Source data
>> start

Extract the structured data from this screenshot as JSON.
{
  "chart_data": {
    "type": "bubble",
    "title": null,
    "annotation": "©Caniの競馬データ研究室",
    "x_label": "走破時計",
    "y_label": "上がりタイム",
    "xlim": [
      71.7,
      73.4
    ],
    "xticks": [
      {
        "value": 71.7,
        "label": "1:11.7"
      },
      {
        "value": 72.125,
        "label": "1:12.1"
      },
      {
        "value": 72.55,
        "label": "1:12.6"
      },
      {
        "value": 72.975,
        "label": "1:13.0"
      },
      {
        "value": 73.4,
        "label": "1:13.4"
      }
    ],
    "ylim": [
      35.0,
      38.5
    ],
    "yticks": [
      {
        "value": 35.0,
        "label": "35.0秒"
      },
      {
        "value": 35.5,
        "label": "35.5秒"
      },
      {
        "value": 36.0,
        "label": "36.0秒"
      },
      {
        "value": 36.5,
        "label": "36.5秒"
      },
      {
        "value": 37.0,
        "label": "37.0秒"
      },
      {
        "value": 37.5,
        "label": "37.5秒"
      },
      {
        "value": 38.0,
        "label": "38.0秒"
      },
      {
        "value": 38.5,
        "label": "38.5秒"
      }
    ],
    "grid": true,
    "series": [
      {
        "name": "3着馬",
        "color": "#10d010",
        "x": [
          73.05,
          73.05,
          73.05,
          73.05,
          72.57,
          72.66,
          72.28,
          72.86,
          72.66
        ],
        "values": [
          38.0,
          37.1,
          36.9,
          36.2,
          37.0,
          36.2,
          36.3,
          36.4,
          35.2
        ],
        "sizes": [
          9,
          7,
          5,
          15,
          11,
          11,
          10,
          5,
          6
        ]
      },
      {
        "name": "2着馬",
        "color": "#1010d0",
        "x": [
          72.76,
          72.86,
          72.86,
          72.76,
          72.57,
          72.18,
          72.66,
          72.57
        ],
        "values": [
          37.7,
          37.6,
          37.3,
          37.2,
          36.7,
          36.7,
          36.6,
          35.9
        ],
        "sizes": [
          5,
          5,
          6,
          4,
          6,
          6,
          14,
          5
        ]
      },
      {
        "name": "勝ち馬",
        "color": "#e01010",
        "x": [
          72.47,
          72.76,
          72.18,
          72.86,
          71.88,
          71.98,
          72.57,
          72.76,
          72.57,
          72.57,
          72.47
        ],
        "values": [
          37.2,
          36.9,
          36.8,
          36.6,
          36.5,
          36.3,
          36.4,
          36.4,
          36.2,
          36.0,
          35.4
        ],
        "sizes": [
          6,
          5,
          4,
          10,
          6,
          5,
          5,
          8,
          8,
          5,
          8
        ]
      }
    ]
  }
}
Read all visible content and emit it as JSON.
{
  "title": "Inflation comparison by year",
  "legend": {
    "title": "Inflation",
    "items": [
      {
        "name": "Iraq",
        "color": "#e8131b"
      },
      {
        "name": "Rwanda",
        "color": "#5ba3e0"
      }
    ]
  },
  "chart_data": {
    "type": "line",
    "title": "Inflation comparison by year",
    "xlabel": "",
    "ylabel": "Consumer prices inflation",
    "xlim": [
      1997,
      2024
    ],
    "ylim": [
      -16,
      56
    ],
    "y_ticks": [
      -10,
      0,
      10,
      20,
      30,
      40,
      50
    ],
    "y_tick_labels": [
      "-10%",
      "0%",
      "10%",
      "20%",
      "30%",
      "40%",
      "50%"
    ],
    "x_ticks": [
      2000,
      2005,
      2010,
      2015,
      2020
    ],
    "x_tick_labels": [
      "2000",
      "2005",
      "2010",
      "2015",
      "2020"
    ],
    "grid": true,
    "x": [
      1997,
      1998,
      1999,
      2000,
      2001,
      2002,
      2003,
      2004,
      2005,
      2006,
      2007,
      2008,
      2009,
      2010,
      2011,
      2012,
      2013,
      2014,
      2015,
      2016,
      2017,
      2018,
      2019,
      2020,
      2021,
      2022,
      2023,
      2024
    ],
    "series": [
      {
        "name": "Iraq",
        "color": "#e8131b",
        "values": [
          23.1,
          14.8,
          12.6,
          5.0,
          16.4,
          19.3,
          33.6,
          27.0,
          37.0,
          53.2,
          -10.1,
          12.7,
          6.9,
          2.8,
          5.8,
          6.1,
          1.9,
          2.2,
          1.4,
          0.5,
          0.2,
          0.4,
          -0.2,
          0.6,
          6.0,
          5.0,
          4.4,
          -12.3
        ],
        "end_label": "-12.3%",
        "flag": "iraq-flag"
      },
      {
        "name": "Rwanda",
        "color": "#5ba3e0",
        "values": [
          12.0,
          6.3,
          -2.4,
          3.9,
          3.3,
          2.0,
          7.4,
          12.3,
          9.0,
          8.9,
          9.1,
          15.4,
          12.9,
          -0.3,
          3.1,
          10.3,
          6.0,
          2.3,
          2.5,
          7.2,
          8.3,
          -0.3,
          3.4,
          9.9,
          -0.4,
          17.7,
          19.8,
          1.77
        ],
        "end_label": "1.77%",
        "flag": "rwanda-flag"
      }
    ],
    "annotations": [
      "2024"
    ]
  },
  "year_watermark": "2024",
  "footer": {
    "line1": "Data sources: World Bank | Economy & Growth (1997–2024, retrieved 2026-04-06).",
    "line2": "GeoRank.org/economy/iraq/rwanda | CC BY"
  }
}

>> end

■ Exercise goal:
Repeat all the entries word for word.

■ Task output:
Extract the structured data from this screenshot as JSON.
{
  "chart_data": {
    "type": "bubble",
    "title": null,
    "annotation": "©Caniの競馬データ研究室",
    "x_label": "走破時計",
    "y_label": "上がりタイム",
    "xlim": [
      71.7,
      73.4
    ],
    "xticks": [
      {
        "value": 71.7,
        "label": "1:11.7"
      },
      {
        "value": 72.125,
        "label": "1:12.1"
      },
      {
        "value": 72.55,
        "label": "1:12.6"
      },
      {
        "value": 72.975,
        "label": "1:13.0"
      },
      {
        "value": 73.4,
        "label": "1:13.4"
      }
    ],
    "ylim": [
      35.0,
      38.5
    ],
    "yticks": [
      {
        "value": 35.0,
        "label": "35.0秒"
      },
      {
        "value": 35.5,
        "label": "35.5秒"
      },
      {
        "value": 36.0,
        "label": "36.0秒"
      },
      {
        "value": 36.5,
        "label": "36.5秒"
      },
      {
        "value": 37.0,
        "label": "37.0秒"
      },
      {
        "value": 37.5,
        "label": "37.5秒"
      },
      {
        "value": 38.0,
        "label": "38.0秒"
      },
      {
        "value": 38.5,
        "label": "38.5秒"
      }
    ],
    "grid": true,
    "series": [
      {
        "name": "3着馬",
        "color": "#10d010",
        "x": [
          73.05,
          73.05,
          73.05,
          73.05,
          72.57,
          72.66,
          72.28,
          72.86,
          72.66
        ],
        "values": [
          38.0,
          37.1,
          36.9,
          36.2,
          37.0,
          36.2,
          36.3,
          36.4,
          35.2
        ],
        "sizes": [
          9,
          7,
          5,
          15,
          11,
          11,
          10,
          5,
          6
        ]
      },
      {
        "name": "2着馬",
        "color": "#1010d0",
        "x": [
          72.76,
          72.86,
          72.86,
          72.76,
          72.57,
          72.18,
          72.66,
          72.57
        ],
        "values": [
          37.7,
          37.6,
          37.3,
          37.2,
          36.7,
          36.7,
          36.6,
          35.9
        ],
        "sizes": [
          5,
          5,
          6,
          4,
          6,
          6,
          14,
          5
        ]
      },
      {
        "name": "勝ち馬",
        "color": "#e01010",
        "x": [
          72.47,
          72.76,
          72.18,
          72.86,
          71.88,
          71.98,
          72.57,
          72.76,
          72.57,
          72.57,
          72.47
        ],
        "values": [
          37.2,
          36.9,
          36.8,
          36.6,
          36.5,
          36.3,
          36.4,
          36.4,
          36.2,
          36.0,
          35.4
        ],
        "sizes": [
          6,
          5,
          4,
          10,
          6,
          5,
          5,
          8,
          8,
          5,
          8
        ]
      }
    ]
  }
}
Read all visible content and emit it as JSON.
{
  "title": "Inflation comparison by year",
  "legend": {
    "title": "Inflation",
    "items": [
      {
        "name": "Iraq",
        "color": "#e8131b"
      },
      {
        "name": "Rwanda",
        "color": "#5ba3e0"
      }
    ]
  },
  "chart_data": {
    "type": "line",
    "title": "Inflation comparison by year",
    "xlabel": "",
    "ylabel": "Consumer prices inflation",
    "xlim": [
      1997,
      2024
    ],
    "ylim": [
      -16,
      56
    ],
    "y_ticks": [
      -10,
      0,
      10,
      20,
      30,
      40,
      50
    ],
    "y_tick_labels": [
      "-10%",
      "0%",
      "10%",
      "20%",
      "30%",
      "40%",
      "50%"
    ],
    "x_ticks": [
      2000,
      2005,
      2010,
      2015,
      2020
    ],
    "x_tick_labels": [
      "2000",
      "2005",
      "2010",
      "2015",
      "2020"
    ],
    "grid": true,
    "x": [
      1997,
      1998,
      1999,
      2000,
      2001,
      2002,
      2003,
      2004,
      2005,
      2006,
      2007,
      2008,
      2009,
      2010,
      2011,
      2012,
      2013,
      2014,
      2015,
      2016,
      2017,
      2018,
      2019,
      2020,
      2021,
      2022,
      2023,
      2024
    ],
    "series": [
      {
        "name": "Iraq",
        "color": "#e8131b",
        "values": [
          23.1,
          14.8,
          12.6,
          5.0,
          16.4,
          19.3,
          33.6,
          27.0,
          37.0,
          53.2,
          -10.1,
          12.7,
          6.9,
          2.8,
          5.8,
          6.1,
          1.9,
          2.2,
          1.4,
          0.5,
          0.2,
          0.4,
          -0.2,
          0.6,
          6.0,
          5.0,
          4.4,
          -12.3
        ],
        "end_label": "-12.3%",
        "flag": "iraq-flag"
      },
      {
        "name": "Rwanda",
        "color": "#5ba3e0",
        "values": [
          12.0,
          6.3,
          -2.4,
          3.9,
          3.3,
          2.0,
          7.4,
          12.3,
          9.0,
          8.9,
          9.1,
          15.4,
          12.9,
          -0.3,
          3.1,
          10.3,
          6.0,
          2.3,
          2.5,
          7.2,
          8.3,
          -0.3,
          3.4,
          9.9,
          -0.4,
          17.7,
          19.8,
          1.77
        ],
        "end_label": "1.77%",
        "flag": "rwanda-flag"
      }
    ],
    "annotations": [
      "2024"
    ]
  },
  "year_watermark": "2024",
  "footer": {
    "line1": "Data sources: World Bank | Economy & Growth (1997–2024, retrieved 2026-04-06).",
    "line2": "GeoRank.org/economy/iraq/rwanda | CC BY"
  }
}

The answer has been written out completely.